§ **Objective**: Work through the data line by line, gathering every line that has the word "предъявитель".

** START **

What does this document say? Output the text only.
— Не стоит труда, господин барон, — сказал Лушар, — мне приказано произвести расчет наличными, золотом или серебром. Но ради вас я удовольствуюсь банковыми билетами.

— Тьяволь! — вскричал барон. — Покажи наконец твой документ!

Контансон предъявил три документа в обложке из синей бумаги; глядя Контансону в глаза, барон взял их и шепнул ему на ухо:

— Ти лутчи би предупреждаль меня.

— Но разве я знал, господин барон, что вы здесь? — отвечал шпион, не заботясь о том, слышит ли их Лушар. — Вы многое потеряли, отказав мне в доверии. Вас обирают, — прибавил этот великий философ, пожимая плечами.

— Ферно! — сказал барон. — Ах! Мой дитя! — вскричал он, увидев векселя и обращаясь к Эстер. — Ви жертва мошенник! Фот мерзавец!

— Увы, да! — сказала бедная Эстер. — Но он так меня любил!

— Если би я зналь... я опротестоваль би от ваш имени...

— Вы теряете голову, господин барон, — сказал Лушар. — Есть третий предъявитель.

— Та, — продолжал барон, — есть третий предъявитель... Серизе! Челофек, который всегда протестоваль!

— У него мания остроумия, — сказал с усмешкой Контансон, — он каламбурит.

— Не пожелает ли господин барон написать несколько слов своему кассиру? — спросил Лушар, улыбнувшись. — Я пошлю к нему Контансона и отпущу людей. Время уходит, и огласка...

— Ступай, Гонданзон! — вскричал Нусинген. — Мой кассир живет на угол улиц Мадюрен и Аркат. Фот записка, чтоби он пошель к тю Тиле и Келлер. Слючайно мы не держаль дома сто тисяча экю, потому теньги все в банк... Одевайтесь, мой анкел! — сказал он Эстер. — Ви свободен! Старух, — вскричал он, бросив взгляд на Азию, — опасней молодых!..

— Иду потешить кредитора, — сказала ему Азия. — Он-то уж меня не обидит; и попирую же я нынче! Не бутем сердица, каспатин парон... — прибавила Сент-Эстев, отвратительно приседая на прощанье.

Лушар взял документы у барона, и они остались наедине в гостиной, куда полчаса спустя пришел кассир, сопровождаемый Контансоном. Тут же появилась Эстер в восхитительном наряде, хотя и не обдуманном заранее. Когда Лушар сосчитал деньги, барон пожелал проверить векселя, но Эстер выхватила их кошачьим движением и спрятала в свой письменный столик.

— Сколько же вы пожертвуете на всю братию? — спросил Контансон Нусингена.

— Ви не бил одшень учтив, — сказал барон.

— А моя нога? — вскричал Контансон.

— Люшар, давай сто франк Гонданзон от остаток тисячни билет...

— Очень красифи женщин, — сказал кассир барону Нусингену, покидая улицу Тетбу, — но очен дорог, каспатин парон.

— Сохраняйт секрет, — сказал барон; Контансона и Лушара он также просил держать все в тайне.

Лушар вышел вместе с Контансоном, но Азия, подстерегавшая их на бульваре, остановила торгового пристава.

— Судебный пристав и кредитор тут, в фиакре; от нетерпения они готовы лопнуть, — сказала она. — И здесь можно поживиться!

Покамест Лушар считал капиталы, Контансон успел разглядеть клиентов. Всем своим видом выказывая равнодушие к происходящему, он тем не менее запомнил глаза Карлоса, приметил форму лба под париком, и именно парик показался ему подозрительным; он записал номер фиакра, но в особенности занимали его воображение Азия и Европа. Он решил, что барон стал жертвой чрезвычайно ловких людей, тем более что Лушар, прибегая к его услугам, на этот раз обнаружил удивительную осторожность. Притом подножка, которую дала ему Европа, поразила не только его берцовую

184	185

** END **

§ **Expected answer**:
— Вы теряете голову, господин барон, — сказал Лушар. — Есть третий предъявитель.
— Та, — продолжал барон, — есть третий предъявитель... Серизе! Челофек, который всегда протестоваль!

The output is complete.